> EXCERPT
* begin *
Africa: Things Go Worse With Oppression, Says Coke

Neville Isdell, chairman and chief executive officer of Coca-Cola.
5 June 2008
interview

Cape Town — Economies can grow in countries which do not meet Western standards for democracy, says Neville Isdell, the world-wide head of The Coca-Cola Company. But once they are growing, people in those societies will demand more freedoms. And oppressive societies do not produce good growth. Isdell, the chairman and chief executive officer of Coca-Cola, spoke to AllAfrica in Cape Town, where he was attending the World Economic Forum on Africa.

What proportion of your non-U.S. sales does Africa make up?

Well, of our total sales it's seven percent. I think you want to look at it on a global basis because we are really a global company. Eighty percent of our sales are outside [the United States]. So Africa is seven percent but growing more rapidly than other parts of the world.

With Africa a relatively small proportion of your market, why are you taking this forum so seriously?

Well, you look first of all where you are today but then you've got to look at where you are going to be in the future. What you have to focus on is where are the future growth points, where's the growth going to come from? Africa will be a higher percentage of our incremental growth than our existing business. If you look at the last few years, we've been growing at around seven, eight percent…

Per annum?

Per annum in Africa. As I look at the future, I think that that is going to accelerate and that's why we have a major focus [on Africa]. We are present today in all 56 countries, and this is going to be one of the growth points for us in the future.

Can you draw a distinction between the different regions of the continent? Where's the growth biggest, where's the growth smallest?
* end *
> DATASET EXTRACT
* begin *
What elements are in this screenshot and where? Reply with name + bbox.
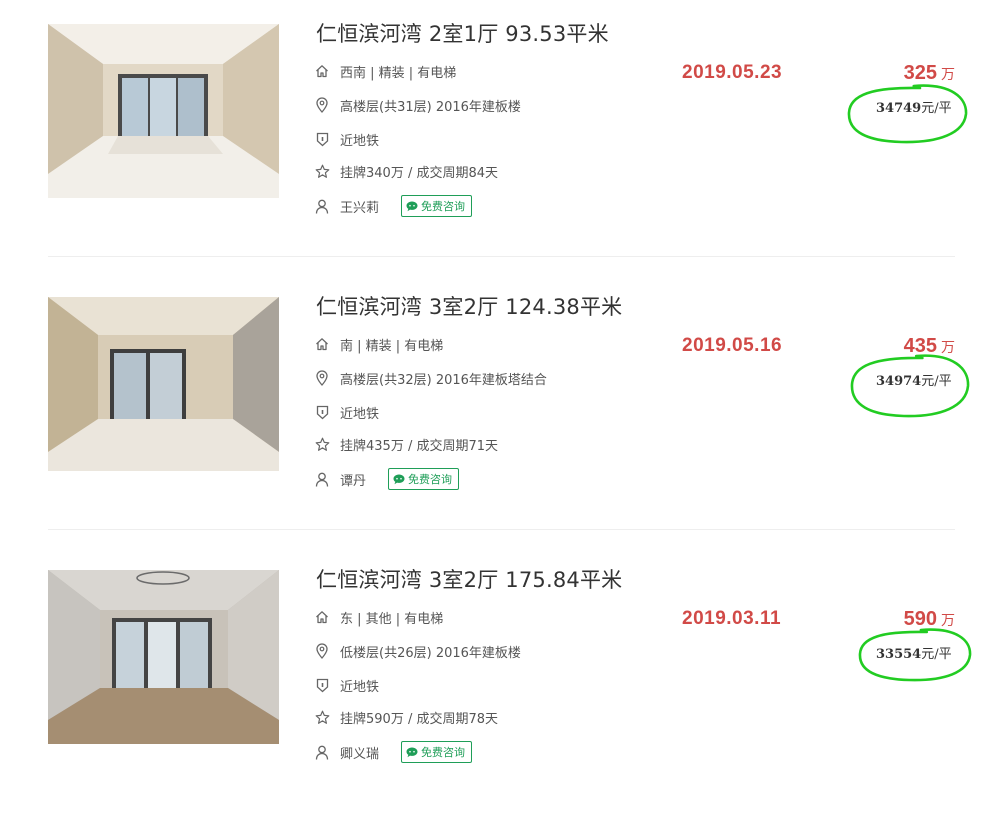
* end *
> WHAT IS ASKED
Repeat word for word the part of the Coca-Cola interview between "Africa: Things Go" and "Africa make up?", inclusive.

> WRITTEN SOLUTION
Africa: Things Go Worse With Oppression, Says Coke

Neville Isdell, chairman and chief executive officer of Coca-Cola.
5 June 2008
interview

Cape Town — Economies can grow in countries which do not meet Western standards for democracy, says Neville Isdell, the world-wide head of The Coca-Cola Company. But once they are growing, people in those societies will demand more freedoms. And oppressive societies do not produce good growth. Isdell, the chairman and chief executive officer of Coca-Cola, spoke to AllAfrica in Cape Town, where he was attending the World Economic Forum on Africa.

What proportion of your non-U.S. sales does Africa make up?